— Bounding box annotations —
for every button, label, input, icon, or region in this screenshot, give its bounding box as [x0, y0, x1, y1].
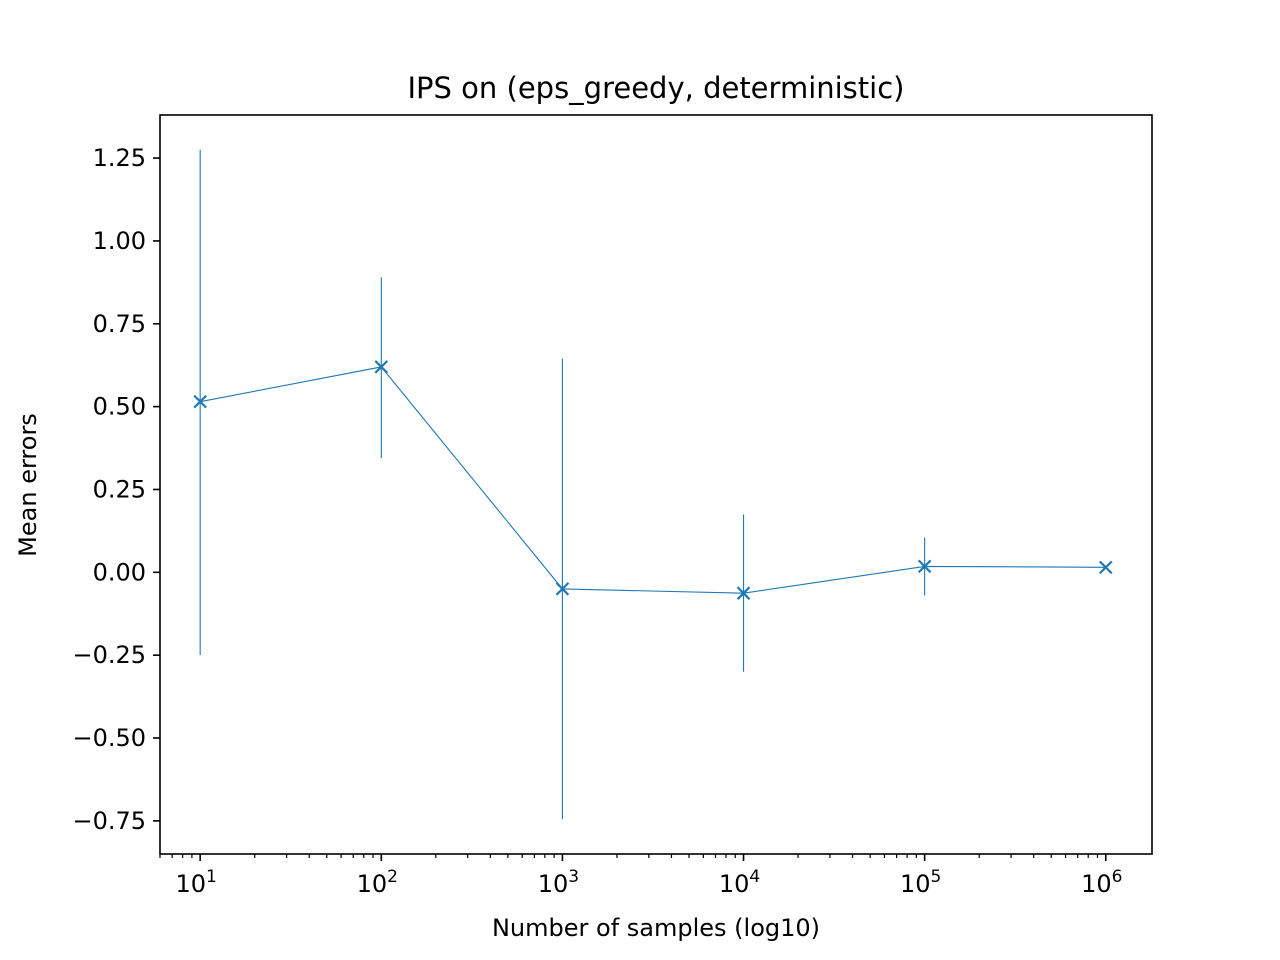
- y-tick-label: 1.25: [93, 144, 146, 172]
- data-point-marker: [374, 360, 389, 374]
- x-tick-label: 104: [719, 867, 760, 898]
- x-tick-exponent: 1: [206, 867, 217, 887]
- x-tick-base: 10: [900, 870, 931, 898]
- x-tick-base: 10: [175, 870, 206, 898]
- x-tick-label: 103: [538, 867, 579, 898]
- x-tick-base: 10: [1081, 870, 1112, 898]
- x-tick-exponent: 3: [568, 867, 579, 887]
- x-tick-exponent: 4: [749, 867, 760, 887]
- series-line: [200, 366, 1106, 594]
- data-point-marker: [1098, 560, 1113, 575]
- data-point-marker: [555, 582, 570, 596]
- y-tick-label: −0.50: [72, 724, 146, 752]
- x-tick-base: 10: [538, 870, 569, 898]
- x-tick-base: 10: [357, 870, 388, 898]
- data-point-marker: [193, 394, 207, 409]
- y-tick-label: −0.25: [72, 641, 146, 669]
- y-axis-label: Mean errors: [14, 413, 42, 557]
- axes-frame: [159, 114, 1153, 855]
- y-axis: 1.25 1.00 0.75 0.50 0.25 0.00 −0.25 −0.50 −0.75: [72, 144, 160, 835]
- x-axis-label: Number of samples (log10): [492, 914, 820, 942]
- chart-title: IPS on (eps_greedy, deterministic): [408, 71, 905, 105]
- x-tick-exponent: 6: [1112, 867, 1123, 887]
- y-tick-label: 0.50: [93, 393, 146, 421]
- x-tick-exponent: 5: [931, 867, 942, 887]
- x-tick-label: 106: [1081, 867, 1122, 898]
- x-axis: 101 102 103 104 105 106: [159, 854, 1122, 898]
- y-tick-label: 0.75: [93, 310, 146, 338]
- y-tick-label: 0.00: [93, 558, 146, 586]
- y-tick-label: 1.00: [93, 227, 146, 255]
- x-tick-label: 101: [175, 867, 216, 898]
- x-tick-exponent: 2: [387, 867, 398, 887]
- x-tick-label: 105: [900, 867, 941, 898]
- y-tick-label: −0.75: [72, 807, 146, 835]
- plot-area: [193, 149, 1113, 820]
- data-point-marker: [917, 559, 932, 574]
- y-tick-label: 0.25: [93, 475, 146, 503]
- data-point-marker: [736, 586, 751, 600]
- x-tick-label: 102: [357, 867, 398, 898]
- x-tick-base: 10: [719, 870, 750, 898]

— Instruction —
Copy the data above line for line without changing anything. Leave out the pictures.

— Solution for this task —
for every button, label, input, icon, or region in this screenshot, give its bounding box as [x0, y0, x1, y1].
- y-tick-label: 1.25: [93, 144, 146, 172]
- data-point-marker: [374, 360, 389, 374]
- x-tick-label: 104: [719, 867, 760, 898]
- x-tick-exponent: 1: [206, 867, 217, 887]
- x-tick-base: 10: [900, 870, 931, 898]
- x-tick-base: 10: [175, 870, 206, 898]
- x-tick-label: 103: [538, 867, 579, 898]
- x-tick-base: 10: [1081, 870, 1112, 898]
- x-tick-exponent: 3: [568, 867, 579, 887]
- x-tick-exponent: 4: [749, 867, 760, 887]
- series-line: [200, 366, 1106, 594]
- data-point-marker: [1098, 560, 1113, 575]
- data-point-marker: [555, 582, 570, 596]
- y-tick-label: −0.50: [72, 724, 146, 752]
- x-tick-base: 10: [538, 870, 569, 898]
- x-tick-base: 10: [357, 870, 388, 898]
- data-point-marker: [193, 394, 207, 409]
- y-tick-label: −0.25: [72, 641, 146, 669]
- y-axis-label: Mean errors: [14, 413, 42, 557]
- axes-frame: [159, 114, 1153, 855]
- y-axis: 1.25 1.00 0.75 0.50 0.25 0.00 −0.25 −0.50 −0.75: [72, 144, 160, 835]
- x-axis-label: Number of samples (log10): [492, 914, 820, 942]
- chart-title: IPS on (eps_greedy, deterministic): [408, 71, 905, 105]
- x-tick-exponent: 6: [1112, 867, 1123, 887]
- y-tick-label: 0.50: [93, 393, 146, 421]
- x-tick-exponent: 5: [931, 867, 942, 887]
- x-tick-label: 106: [1081, 867, 1122, 898]
- x-axis: 101 102 103 104 105 106: [159, 854, 1122, 898]
- y-tick-label: 0.75: [93, 310, 146, 338]
- y-tick-label: 0.00: [93, 558, 146, 586]
- y-tick-label: 1.00: [93, 227, 146, 255]
- x-tick-label: 101: [175, 867, 216, 898]
- x-tick-exponent: 2: [387, 867, 398, 887]
- x-tick-label: 105: [900, 867, 941, 898]
- y-tick-label: −0.75: [72, 807, 146, 835]
- plot-area: [193, 149, 1113, 820]
- data-point-marker: [917, 559, 932, 574]
- y-tick-label: 0.25: [93, 475, 146, 503]
- data-point-marker: [736, 586, 751, 600]
- x-tick-label: 102: [357, 867, 398, 898]
- x-tick-base: 10: [719, 870, 750, 898]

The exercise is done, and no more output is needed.